Data entries
┏━━

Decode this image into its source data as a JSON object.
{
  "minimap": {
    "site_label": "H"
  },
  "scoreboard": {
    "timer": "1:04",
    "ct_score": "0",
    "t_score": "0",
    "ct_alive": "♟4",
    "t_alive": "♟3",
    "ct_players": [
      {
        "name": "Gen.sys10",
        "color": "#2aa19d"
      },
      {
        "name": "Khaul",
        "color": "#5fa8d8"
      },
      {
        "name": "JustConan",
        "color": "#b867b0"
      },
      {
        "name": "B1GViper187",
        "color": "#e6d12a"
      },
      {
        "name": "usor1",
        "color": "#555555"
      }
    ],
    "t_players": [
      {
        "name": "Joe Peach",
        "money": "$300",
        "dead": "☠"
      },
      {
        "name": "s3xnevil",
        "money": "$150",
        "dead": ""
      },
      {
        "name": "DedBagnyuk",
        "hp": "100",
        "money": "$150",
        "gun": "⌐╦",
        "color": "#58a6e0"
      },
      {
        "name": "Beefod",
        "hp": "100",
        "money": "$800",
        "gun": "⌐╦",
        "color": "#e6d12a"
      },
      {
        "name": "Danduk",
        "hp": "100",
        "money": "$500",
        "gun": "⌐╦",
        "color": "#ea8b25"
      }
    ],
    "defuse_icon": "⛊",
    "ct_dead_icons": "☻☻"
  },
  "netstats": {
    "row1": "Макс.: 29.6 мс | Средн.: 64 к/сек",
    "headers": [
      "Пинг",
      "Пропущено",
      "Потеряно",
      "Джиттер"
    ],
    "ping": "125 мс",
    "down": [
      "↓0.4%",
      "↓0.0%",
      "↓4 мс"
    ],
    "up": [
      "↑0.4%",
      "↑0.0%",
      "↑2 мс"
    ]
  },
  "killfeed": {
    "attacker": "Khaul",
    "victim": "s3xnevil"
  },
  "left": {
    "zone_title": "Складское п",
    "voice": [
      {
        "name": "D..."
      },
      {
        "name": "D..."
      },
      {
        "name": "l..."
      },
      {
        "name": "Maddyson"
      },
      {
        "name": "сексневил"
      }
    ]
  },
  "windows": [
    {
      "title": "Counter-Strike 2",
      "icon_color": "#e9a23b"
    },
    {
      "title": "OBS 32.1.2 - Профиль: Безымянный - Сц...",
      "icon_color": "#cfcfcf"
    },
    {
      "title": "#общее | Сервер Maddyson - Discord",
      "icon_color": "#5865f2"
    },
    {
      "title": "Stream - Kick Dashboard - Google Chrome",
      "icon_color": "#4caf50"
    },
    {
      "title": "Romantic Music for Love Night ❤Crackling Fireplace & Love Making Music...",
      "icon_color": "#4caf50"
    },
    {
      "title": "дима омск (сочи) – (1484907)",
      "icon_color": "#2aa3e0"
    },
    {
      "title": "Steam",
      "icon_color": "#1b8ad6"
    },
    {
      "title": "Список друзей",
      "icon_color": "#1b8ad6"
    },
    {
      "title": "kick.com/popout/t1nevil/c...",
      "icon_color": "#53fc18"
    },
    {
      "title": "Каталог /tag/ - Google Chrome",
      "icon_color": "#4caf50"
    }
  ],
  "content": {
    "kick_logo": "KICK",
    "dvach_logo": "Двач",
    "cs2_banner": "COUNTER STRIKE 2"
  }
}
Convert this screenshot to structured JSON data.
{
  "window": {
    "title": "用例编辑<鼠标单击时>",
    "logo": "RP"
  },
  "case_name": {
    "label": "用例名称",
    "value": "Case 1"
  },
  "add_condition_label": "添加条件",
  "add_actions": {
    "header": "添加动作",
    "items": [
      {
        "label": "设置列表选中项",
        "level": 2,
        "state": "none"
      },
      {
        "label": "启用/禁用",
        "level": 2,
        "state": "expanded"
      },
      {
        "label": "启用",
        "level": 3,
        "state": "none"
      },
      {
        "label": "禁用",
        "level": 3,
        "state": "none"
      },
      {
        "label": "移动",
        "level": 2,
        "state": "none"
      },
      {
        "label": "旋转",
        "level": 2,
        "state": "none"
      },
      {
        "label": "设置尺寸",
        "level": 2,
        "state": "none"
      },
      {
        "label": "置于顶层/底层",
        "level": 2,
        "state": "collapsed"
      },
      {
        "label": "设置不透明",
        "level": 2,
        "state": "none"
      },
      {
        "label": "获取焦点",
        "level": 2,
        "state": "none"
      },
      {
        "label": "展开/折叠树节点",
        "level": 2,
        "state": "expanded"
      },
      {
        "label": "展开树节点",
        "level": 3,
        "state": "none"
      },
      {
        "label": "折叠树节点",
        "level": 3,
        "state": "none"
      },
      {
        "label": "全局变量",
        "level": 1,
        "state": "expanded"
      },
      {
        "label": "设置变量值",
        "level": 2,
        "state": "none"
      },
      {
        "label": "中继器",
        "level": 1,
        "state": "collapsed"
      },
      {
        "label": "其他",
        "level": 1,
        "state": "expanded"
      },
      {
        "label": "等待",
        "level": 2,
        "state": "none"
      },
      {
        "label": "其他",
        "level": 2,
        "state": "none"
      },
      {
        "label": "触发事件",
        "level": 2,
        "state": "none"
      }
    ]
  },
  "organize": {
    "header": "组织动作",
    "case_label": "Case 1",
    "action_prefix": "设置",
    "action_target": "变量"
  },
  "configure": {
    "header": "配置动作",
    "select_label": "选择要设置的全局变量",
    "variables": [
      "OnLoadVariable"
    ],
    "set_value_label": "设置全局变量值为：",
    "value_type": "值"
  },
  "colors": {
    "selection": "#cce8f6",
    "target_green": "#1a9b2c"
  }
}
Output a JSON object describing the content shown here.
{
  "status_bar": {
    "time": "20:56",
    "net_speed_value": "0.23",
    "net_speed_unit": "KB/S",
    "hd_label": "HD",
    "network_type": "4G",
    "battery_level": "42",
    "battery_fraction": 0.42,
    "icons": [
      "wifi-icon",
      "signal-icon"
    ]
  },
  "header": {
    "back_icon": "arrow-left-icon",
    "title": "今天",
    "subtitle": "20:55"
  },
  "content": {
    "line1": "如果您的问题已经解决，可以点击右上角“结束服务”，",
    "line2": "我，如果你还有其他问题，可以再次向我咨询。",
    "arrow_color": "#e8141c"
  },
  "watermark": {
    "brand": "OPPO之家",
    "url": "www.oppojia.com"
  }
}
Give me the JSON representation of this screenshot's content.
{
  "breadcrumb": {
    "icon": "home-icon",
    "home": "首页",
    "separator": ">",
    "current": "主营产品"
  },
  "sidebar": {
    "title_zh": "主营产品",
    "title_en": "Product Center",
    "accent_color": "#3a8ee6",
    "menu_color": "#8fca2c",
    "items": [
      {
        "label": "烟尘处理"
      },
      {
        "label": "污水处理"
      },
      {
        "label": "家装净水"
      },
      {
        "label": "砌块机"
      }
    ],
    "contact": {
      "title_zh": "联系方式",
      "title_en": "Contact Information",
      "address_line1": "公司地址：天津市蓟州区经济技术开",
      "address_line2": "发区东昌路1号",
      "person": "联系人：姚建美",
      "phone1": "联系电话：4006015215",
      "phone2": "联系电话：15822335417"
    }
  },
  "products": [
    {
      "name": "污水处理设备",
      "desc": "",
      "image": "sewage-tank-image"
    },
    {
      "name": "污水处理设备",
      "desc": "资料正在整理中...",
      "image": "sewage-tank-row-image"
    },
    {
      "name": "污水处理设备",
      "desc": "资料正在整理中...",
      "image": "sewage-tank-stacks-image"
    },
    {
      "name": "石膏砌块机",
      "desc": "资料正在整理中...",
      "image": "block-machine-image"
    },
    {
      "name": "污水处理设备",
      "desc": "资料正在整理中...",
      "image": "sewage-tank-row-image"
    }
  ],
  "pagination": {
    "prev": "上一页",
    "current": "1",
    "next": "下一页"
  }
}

┗━━

== Challenge ==
Using the material above, report each line where "screenshot" occurs.

== Written response ==
Convert this screenshot to structured JSON data.
Give me the JSON representation of this screenshot's content.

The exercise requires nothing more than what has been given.